→ **Requirements**
Repeat each line word for word.

→ **Data in this exercise**
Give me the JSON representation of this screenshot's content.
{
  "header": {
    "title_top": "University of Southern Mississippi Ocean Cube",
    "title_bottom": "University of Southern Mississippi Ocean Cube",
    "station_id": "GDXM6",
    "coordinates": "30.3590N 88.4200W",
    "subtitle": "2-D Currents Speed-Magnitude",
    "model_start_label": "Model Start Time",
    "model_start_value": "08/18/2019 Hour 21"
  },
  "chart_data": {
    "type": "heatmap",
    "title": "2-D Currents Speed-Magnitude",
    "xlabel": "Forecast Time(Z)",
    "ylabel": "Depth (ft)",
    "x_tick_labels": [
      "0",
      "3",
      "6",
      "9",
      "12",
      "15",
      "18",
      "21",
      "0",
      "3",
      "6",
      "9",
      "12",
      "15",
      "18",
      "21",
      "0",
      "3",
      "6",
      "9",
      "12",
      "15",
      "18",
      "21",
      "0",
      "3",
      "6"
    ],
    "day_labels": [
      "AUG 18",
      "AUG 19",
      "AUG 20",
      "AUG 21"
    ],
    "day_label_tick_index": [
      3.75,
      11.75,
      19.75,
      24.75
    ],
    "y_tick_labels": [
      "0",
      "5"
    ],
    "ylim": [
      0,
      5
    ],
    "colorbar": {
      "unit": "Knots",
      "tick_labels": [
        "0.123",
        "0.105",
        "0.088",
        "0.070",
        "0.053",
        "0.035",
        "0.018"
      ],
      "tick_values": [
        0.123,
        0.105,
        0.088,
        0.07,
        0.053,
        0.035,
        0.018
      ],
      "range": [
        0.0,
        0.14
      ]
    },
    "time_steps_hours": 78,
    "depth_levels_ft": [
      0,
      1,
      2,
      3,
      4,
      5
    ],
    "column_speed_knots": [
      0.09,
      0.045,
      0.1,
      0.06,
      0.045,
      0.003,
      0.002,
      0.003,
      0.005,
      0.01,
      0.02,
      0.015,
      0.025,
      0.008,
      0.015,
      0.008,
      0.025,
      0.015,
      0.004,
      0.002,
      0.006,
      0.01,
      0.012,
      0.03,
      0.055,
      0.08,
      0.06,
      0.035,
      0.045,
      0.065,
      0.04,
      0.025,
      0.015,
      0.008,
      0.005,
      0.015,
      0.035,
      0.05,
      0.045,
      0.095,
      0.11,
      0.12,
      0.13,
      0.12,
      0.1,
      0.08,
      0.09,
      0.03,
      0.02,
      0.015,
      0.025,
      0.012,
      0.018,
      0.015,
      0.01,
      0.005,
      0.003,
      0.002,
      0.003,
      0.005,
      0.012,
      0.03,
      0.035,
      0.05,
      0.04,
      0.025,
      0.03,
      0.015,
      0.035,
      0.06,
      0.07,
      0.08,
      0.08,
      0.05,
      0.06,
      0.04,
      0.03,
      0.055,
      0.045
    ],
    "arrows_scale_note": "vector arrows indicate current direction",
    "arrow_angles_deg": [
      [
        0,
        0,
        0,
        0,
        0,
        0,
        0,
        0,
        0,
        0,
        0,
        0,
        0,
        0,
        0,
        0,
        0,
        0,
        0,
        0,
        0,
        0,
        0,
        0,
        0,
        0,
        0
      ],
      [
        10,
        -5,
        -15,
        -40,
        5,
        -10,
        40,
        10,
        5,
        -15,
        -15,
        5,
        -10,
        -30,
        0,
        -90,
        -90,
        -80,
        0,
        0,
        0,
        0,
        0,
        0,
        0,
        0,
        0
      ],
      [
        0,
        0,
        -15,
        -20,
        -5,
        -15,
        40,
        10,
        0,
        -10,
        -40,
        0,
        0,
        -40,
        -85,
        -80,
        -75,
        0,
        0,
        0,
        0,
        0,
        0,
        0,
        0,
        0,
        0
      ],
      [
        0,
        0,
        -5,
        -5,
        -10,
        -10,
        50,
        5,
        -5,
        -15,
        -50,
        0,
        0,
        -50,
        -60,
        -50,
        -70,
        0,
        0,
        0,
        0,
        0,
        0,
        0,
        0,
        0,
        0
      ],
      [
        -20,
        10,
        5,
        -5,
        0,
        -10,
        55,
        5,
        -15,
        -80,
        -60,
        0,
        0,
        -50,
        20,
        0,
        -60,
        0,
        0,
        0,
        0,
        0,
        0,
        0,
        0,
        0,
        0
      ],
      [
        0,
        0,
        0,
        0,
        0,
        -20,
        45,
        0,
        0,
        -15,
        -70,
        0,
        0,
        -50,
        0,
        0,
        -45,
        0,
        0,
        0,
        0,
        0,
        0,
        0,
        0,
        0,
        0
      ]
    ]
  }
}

→ **Written response**
Give me the JSON representation of this screenshot's content.
{
  "header": {
    "title_top": "University of Southern Mississippi Ocean Cube",
    "title_bottom": "University of Southern Mississippi Ocean Cube",
    "station_id": "GDXM6",
    "coordinates": "30.3590N 88.4200W",
    "subtitle": "2-D Currents Speed-Magnitude",
    "model_start_label": "Model Start Time",
    "model_start_value": "08/18/2019 Hour 21"
  },
  "chart_data": {
    "type": "heatmap",
    "title": "2-D Currents Speed-Magnitude",
    "xlabel": "Forecast Time(Z)",
    "ylabel": "Depth (ft)",
    "x_tick_labels": [
      "0",
      "3",
      "6",
      "9",
      "12",
      "15",
      "18",
      "21",
      "0",
      "3",
      "6",
      "9",
      "12",
      "15",
      "18",
      "21",
      "0",
      "3",
      "6",
      "9",
      "12",
      "15",
      "18",
      "21",
      "0",
      "3",
      "6"
    ],
    "day_labels": [
      "AUG 18",
      "AUG 19",
      "AUG 20",
      "AUG 21"
    ],
    "day_label_tick_index": [
      3.75,
      11.75,
      19.75,
      24.75
    ],
    "y_tick_labels": [
      "0",
      "5"
    ],
    "ylim": [
      0,
      5
    ],
    "colorbar": {
      "unit": "Knots",
      "tick_labels": [
        "0.123",
        "0.105",
        "0.088",
        "0.070",
        "0.053",
        "0.035",
        "0.018"
      ],
      "tick_values": [
        0.123,
        0.105,
        0.088,
        0.07,
        0.053,
        0.035,
        0.018
      ],
      "range": [
        0.0,
        0.14
      ]
    },
    "time_steps_hours": 78,
    "depth_levels_ft": [
      0,
      1,
      2,
      3,
      4,
      5
    ],
    "column_speed_knots": [
      0.09,
      0.045,
      0.1,
      0.06,
      0.045,
      0.003,
      0.002,
      0.003,
      0.005,
      0.01,
      0.02,
      0.015,
      0.025,
      0.008,
      0.015,
      0.008,
      0.025,
      0.015,
      0.004,
      0.002,
      0.006,
      0.01,
      0.012,
      0.03,
      0.055,
      0.08,
      0.06,
      0.035,
      0.045,
      0.065,
      0.04,
      0.025,
      0.015,
      0.008,
      0.005,
      0.015,
      0.035,
      0.05,
      0.045,
      0.095,
      0.11,
      0.12,
      0.13,
      0.12,
      0.1,
      0.08,
      0.09,
      0.03,
      0.02,
      0.015,
      0.025,
      0.012,
      0.018,
      0.015,
      0.01,
      0.005,
      0.003,
      0.002,
      0.003,
      0.005,
      0.012,
      0.03,
      0.035,
      0.05,
      0.04,
      0.025,
      0.03,
      0.015,
      0.035,
      0.06,
      0.07,
      0.08,
      0.08,
      0.05,
      0.06,
      0.04,
      0.03,
      0.055,
      0.045
    ],
    "arrows_scale_note": "vector arrows indicate current direction",
    "arrow_angles_deg": [
      [
        0,
        0,
        0,
        0,
        0,
        0,
        0,
        0,
        0,
        0,
        0,
        0,
        0,
        0,
        0,
        0,
        0,
        0,
        0,
        0,
        0,
        0,
        0,
        0,
        0,
        0,
        0
      ],
      [
        10,
        -5,
        -15,
        -40,
        5,
        -10,
        40,
        10,
        5,
        -15,
        -15,
        5,
        -10,
        -30,
        0,
        -90,
        -90,
        -80,
        0,
        0,
        0,
        0,
        0,
        0,
        0,
        0,
        0
      ],
      [
        0,
        0,
        -15,
        -20,
        -5,
        -15,
        40,
        10,
        0,
        -10,
        -40,
        0,
        0,
        -40,
        -85,
        -80,
        -75,
        0,
        0,
        0,
        0,
        0,
        0,
        0,
        0,
        0,
        0
      ],
      [
        0,
        0,
        -5,
        -5,
        -10,
        -10,
        50,
        5,
        -5,
        -15,
        -50,
        0,
        0,
        -50,
        -60,
        -50,
        -70,
        0,
        0,
        0,
        0,
        0,
        0,
        0,
        0,
        0,
        0
      ],
      [
        -20,
        10,
        5,
        -5,
        0,
        -10,
        55,
        5,
        -15,
        -80,
        -60,
        0,
        0,
        -50,
        20,
        0,
        -60,
        0,
        0,
        0,
        0,
        0,
        0,
        0,
        0,
        0,
        0
      ],
      [
        0,
        0,
        0,
        0,
        0,
        -20,
        45,
        0,
        0,
        -15,
        -70,
        0,
        0,
        -50,
        0,
        0,
        -45,
        0,
        0,
        0,
        0,
        0,
        0,
        0,
        0,
        0,
        0
      ]
    ]
  }
}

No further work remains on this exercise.